**Written request**
Collect each line containing "ITEMS".

++++++++++

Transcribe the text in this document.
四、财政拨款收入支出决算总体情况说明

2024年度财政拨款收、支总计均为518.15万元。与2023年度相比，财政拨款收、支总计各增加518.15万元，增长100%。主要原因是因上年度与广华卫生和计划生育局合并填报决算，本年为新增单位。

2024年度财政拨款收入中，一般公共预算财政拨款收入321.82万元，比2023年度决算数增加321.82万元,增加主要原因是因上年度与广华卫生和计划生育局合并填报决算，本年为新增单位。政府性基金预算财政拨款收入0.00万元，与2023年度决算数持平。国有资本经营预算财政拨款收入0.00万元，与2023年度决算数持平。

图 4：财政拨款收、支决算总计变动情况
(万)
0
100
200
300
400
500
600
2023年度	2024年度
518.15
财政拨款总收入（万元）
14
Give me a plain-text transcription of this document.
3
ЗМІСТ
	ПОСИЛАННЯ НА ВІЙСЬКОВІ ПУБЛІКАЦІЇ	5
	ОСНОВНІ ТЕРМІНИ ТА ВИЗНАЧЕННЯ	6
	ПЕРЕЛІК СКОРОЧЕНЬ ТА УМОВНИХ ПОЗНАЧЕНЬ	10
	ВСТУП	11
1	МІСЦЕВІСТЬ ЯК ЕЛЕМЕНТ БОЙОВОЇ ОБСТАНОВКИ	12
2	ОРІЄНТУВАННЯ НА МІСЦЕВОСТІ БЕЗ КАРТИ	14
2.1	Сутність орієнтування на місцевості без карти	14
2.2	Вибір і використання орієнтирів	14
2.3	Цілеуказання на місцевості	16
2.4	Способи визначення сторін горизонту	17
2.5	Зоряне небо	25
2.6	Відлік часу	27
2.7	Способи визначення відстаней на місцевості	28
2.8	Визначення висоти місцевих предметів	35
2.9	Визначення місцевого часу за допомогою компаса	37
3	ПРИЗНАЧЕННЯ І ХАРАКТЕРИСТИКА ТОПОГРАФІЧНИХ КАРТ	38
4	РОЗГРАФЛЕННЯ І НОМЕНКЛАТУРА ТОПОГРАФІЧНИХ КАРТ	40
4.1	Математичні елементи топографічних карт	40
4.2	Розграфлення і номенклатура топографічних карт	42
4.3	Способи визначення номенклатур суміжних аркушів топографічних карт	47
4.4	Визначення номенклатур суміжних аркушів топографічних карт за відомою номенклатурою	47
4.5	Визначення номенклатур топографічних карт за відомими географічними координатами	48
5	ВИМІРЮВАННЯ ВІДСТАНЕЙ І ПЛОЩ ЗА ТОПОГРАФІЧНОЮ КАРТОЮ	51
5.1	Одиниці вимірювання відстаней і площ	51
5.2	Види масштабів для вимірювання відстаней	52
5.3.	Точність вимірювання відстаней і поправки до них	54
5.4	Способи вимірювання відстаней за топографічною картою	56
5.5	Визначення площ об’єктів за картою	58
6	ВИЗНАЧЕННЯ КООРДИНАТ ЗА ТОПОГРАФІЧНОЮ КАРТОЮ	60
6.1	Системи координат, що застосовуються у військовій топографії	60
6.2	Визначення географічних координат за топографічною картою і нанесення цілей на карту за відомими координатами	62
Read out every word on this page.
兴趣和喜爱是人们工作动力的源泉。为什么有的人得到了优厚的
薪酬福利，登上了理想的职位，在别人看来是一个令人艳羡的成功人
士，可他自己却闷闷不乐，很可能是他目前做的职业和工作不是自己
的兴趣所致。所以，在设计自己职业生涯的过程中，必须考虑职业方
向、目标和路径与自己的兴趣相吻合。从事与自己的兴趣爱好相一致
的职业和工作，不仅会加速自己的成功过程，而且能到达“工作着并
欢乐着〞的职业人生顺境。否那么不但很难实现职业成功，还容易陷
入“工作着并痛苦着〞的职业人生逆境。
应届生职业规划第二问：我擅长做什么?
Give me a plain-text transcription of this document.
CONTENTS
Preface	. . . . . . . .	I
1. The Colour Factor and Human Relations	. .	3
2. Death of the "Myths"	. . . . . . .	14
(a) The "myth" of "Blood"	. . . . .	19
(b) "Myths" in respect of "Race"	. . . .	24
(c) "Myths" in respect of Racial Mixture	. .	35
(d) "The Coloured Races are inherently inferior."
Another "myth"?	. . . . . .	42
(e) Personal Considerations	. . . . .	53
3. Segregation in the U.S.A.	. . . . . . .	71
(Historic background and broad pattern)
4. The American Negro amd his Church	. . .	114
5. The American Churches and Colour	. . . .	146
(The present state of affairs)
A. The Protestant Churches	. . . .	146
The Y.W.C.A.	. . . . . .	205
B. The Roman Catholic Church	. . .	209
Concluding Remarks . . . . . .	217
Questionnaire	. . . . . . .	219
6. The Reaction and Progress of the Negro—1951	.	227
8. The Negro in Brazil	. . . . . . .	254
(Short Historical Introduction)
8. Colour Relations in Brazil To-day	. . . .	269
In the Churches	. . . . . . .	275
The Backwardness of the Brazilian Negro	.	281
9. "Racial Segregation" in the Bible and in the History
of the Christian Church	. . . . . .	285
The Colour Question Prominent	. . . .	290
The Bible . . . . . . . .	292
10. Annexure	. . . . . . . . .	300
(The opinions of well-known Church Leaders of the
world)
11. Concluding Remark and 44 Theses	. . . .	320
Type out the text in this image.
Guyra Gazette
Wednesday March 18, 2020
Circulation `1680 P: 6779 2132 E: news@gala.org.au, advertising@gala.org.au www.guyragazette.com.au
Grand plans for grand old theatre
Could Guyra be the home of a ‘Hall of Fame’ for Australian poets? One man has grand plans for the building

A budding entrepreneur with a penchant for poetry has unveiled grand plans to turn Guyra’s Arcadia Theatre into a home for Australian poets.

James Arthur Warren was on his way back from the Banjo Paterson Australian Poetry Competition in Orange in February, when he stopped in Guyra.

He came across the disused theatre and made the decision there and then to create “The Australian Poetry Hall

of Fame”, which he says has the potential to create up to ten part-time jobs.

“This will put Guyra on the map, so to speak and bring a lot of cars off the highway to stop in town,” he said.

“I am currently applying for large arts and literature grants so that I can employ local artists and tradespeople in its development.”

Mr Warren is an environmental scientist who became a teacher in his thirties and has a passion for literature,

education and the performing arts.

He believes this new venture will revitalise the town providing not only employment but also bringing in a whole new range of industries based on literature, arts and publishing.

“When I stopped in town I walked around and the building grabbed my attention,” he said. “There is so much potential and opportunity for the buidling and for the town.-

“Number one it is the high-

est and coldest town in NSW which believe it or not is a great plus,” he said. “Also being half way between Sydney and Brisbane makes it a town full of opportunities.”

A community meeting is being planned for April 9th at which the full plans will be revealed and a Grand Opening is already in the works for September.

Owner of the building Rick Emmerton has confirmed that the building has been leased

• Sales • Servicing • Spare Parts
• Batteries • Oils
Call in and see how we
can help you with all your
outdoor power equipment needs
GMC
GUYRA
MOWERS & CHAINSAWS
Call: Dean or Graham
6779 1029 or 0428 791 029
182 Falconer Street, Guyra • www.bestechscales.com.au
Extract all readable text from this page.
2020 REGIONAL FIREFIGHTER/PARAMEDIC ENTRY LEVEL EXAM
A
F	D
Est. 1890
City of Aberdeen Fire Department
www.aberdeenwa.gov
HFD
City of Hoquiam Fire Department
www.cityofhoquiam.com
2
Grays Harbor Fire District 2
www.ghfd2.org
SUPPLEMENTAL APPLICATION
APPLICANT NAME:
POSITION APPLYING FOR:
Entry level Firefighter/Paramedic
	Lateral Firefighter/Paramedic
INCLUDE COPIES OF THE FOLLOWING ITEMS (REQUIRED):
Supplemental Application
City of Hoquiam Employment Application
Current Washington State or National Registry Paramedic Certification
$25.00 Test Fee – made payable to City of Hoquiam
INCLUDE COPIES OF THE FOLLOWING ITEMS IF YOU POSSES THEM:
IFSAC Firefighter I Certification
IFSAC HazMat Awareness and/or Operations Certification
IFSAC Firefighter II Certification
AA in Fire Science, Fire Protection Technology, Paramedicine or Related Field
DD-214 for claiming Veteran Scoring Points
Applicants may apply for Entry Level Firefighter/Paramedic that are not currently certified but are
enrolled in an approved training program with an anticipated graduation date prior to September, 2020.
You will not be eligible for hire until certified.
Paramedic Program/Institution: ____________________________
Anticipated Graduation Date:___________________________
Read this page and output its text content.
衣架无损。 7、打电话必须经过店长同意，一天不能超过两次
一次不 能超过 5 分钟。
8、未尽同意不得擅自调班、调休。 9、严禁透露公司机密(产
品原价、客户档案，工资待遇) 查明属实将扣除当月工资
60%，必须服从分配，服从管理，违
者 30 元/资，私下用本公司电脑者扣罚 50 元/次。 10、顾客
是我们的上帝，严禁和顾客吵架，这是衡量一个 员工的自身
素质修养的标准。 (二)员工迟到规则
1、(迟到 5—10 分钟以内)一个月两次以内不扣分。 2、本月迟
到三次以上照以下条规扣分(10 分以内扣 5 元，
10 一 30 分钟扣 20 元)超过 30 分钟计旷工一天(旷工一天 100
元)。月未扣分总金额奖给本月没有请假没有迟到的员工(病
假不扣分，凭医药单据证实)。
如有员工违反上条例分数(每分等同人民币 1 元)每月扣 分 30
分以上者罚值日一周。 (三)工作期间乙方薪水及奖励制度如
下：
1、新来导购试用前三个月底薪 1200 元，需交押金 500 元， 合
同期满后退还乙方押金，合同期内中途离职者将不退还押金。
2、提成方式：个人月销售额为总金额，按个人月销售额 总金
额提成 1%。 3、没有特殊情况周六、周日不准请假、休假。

++++++++++

**Result of the exercise**
INCLUDE COPIES OF THE FOLLOWING ITEMS (REQUIRED):
INCLUDE COPIES OF THE FOLLOWING ITEMS IF YOU POSSES THEM:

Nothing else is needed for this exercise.